Task to complete: Exactly reproduce the entries, dropping any pictures from your copy.

──────── The records

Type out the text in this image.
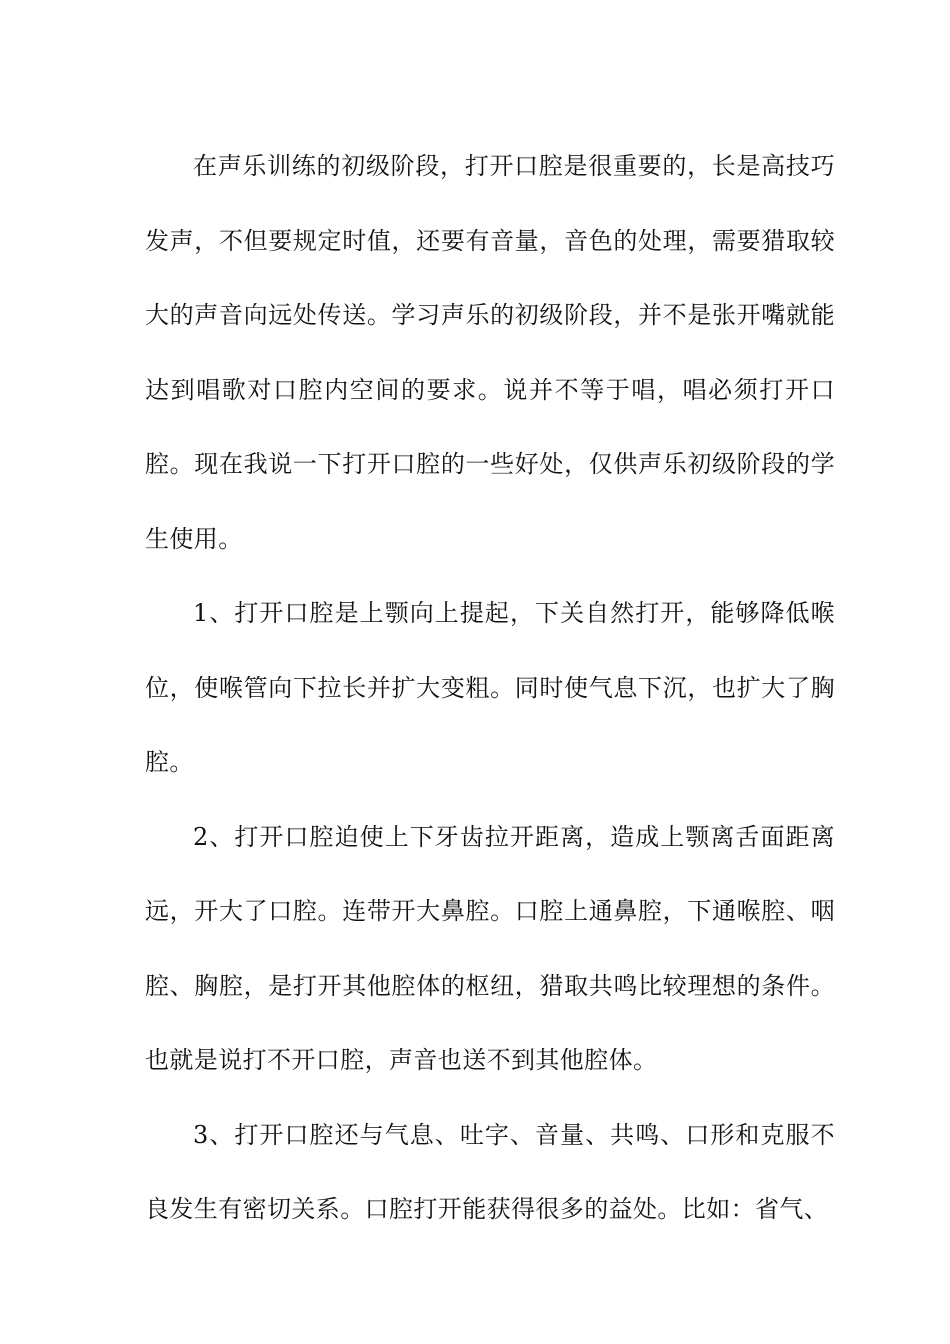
在声乐训练的初级阶段，打开口腔是很重要的，长是高技巧发声，不但要规定时值，还要有音量，音色的处理，需要猎取较大的声音向远处传送。学习声乐的初级阶段，并不是张开嘴就能达到唱歌对口腔内空间的要求。说并不等于唱，唱必须打开口腔。现在我说一下打开口腔的一些好处，仅供声乐初级阶段的学生使用。

1、打开口腔是上颚向上提起，下关自然打开，能够降低喉位，使喉管向下拉长并扩大变粗。同时使气息下沉，也扩大了胸腔。

2、打开口腔迫使上下牙齿拉开距离，造成上颚离舌面距离远，开大了口腔。连带开大鼻腔。口腔上通鼻腔，下通喉腔、咽腔、胸腔，是打开其他腔体的枢纽，猎取共鸣比较理想的条件。也就是说打不开口腔，声音也送不到其他腔体。

3、打开口腔还与气息、吐字、音量、共鸣、口形和克服不良发生有密切关系。口腔打开能获得很多的益处。比如：省气、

────────────────

Exercise solution:
Type out the text in this image.
在声乐训练的初级阶段，打开口腔是很重要的，长是高技巧发声，不但要规定时值，还要有音量，音色的处理，需要猎取较大的声音向远处传送。学习声乐的初级阶段，并不是张开嘴就能达到唱歌对口腔内空间的要求。说并不等于唱，唱必须打开口腔。现在我说一下打开口腔的一些好处，仅供声乐初级阶段的学生使用。

1、打开口腔是上颚向上提起，下关自然打开，能够降低喉位，使喉管向下拉长并扩大变粗。同时使气息下沉，也扩大了胸腔。

2、打开口腔迫使上下牙齿拉开距离，造成上颚离舌面距离远，开大了口腔。连带开大鼻腔。口腔上通鼻腔，下通喉腔、咽腔、胸腔，是打开其他腔体的枢纽，猎取共鸣比较理想的条件。也就是说打不开口腔，声音也送不到其他腔体。

3、打开口腔还与气息、吐字、音量、共鸣、口形和克服不良发生有密切关系。口腔打开能获得很多的益处。比如：省气、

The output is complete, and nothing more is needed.